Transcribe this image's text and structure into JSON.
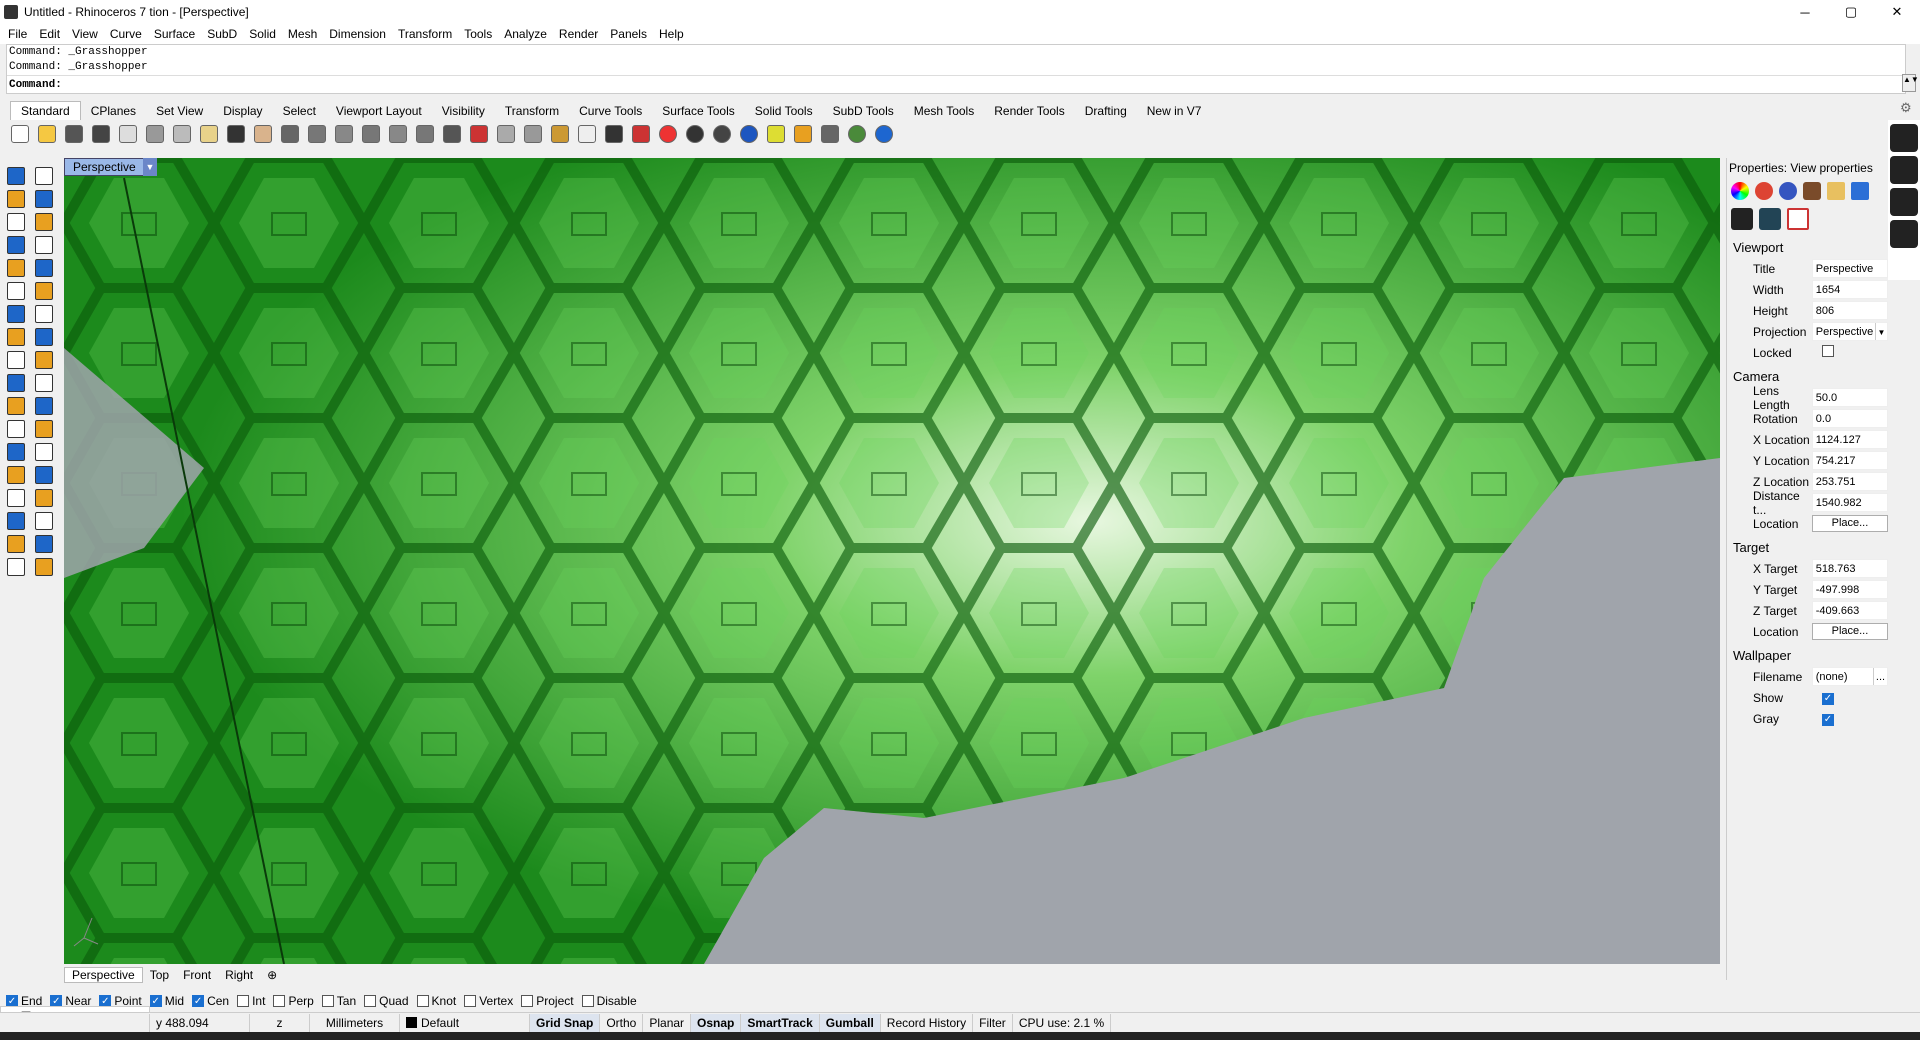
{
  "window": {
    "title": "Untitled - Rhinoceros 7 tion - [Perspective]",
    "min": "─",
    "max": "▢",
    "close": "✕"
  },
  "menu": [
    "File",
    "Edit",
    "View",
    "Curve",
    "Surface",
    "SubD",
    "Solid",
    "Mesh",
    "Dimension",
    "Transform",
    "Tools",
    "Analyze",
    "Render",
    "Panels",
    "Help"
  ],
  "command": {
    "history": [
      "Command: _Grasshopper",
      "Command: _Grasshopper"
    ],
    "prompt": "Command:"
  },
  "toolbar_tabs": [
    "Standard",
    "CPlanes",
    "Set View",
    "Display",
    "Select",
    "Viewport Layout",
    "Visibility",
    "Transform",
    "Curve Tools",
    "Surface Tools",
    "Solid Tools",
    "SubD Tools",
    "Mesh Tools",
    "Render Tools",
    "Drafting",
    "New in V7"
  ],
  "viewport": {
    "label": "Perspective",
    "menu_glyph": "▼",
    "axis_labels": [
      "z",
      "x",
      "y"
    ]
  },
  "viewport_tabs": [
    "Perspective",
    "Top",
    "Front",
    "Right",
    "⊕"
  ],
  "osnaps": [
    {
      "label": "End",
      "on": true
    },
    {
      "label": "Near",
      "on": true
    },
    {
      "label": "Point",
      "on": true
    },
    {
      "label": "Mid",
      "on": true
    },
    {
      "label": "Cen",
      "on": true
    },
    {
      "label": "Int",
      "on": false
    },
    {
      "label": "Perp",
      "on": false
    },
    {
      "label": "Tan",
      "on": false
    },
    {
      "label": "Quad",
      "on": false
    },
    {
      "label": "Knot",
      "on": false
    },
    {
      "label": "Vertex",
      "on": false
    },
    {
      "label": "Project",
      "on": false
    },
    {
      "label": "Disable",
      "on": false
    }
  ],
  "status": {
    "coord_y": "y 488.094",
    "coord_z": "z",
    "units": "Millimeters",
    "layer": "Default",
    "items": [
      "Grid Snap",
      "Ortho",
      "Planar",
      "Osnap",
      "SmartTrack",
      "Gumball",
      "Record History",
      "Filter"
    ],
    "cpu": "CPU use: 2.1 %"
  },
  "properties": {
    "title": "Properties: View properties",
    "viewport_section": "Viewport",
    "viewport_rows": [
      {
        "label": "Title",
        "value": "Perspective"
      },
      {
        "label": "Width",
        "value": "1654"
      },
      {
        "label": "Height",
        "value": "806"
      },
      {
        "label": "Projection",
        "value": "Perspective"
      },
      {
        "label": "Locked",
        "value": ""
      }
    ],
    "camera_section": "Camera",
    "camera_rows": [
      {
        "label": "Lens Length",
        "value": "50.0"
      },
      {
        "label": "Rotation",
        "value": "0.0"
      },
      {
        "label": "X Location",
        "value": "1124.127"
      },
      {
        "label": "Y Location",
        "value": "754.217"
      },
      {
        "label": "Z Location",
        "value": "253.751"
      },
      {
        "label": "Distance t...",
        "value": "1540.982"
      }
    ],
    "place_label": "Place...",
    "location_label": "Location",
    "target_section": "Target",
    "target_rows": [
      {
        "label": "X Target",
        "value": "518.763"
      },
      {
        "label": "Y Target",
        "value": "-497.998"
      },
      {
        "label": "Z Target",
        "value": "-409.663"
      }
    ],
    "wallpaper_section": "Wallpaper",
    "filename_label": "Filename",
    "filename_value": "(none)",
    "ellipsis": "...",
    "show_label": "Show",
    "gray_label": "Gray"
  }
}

+ + + + +

**GIVEN INSTRUCTION:** Leave the images out, please, and restate each line word for word.

**CORRECT ANSWER:**
Transcribe this image's text and structure into JSON.
{
  "window": {
    "title": "Untitled - Rhinoceros 7 tion - [Perspective]",
    "min": "─",
    "max": "▢",
    "close": "✕"
  },
  "menu": [
    "File",
    "Edit",
    "View",
    "Curve",
    "Surface",
    "SubD",
    "Solid",
    "Mesh",
    "Dimension",
    "Transform",
    "Tools",
    "Analyze",
    "Render",
    "Panels",
    "Help"
  ],
  "command": {
    "history": [
      "Command: _Grasshopper",
      "Command: _Grasshopper"
    ],
    "prompt": "Command:"
  },
  "toolbar_tabs": [
    "Standard",
    "CPlanes",
    "Set View",
    "Display",
    "Select",
    "Viewport Layout",
    "Visibility",
    "Transform",
    "Curve Tools",
    "Surface Tools",
    "Solid Tools",
    "SubD Tools",
    "Mesh Tools",
    "Render Tools",
    "Drafting",
    "New in V7"
  ],
  "viewport": {
    "label": "Perspective",
    "menu_glyph": "▼",
    "axis_labels": [
      "z",
      "x",
      "y"
    ]
  },
  "viewport_tabs": [
    "Perspective",
    "Top",
    "Front",
    "Right",
    "⊕"
  ],
  "osnaps": [
    {
      "label": "End",
      "on": true
    },
    {
      "label": "Near",
      "on": true
    },
    {
      "label": "Point",
      "on": true
    },
    {
      "label": "Mid",
      "on": true
    },
    {
      "label": "Cen",
      "on": true
    },
    {
      "label": "Int",
      "on": false
    },
    {
      "label": "Perp",
      "on": false
    },
    {
      "label": "Tan",
      "on": false
    },
    {
      "label": "Quad",
      "on": false
    },
    {
      "label": "Knot",
      "on": false
    },
    {
      "label": "Vertex",
      "on": false
    },
    {
      "label": "Project",
      "on": false
    },
    {
      "label": "Disable",
      "on": false
    }
  ],
  "status": {
    "coord_y": "y 488.094",
    "coord_z": "z",
    "units": "Millimeters",
    "layer": "Default",
    "items": [
      "Grid Snap",
      "Ortho",
      "Planar",
      "Osnap",
      "SmartTrack",
      "Gumball",
      "Record History",
      "Filter"
    ],
    "cpu": "CPU use: 2.1 %"
  },
  "properties": {
    "title": "Properties: View properties",
    "viewport_section": "Viewport",
    "viewport_rows": [
      {
        "label": "Title",
        "value": "Perspective"
      },
      {
        "label": "Width",
        "value": "1654"
      },
      {
        "label": "Height",
        "value": "806"
      },
      {
        "label": "Projection",
        "value": "Perspective"
      },
      {
        "label": "Locked",
        "value": ""
      }
    ],
    "camera_section": "Camera",
    "camera_rows": [
      {
        "label": "Lens Length",
        "value": "50.0"
      },
      {
        "label": "Rotation",
        "value": "0.0"
      },
      {
        "label": "X Location",
        "value": "1124.127"
      },
      {
        "label": "Y Location",
        "value": "754.217"
      },
      {
        "label": "Z Location",
        "value": "253.751"
      },
      {
        "label": "Distance t...",
        "value": "1540.982"
      }
    ],
    "place_label": "Place...",
    "location_label": "Location",
    "target_section": "Target",
    "target_rows": [
      {
        "label": "X Target",
        "value": "518.763"
      },
      {
        "label": "Y Target",
        "value": "-497.998"
      },
      {
        "label": "Z Target",
        "value": "-409.663"
      }
    ],
    "wallpaper_section": "Wallpaper",
    "filename_label": "Filename",
    "filename_value": "(none)",
    "ellipsis": "...",
    "show_label": "Show",
    "gray_label": "Gray"
  }
}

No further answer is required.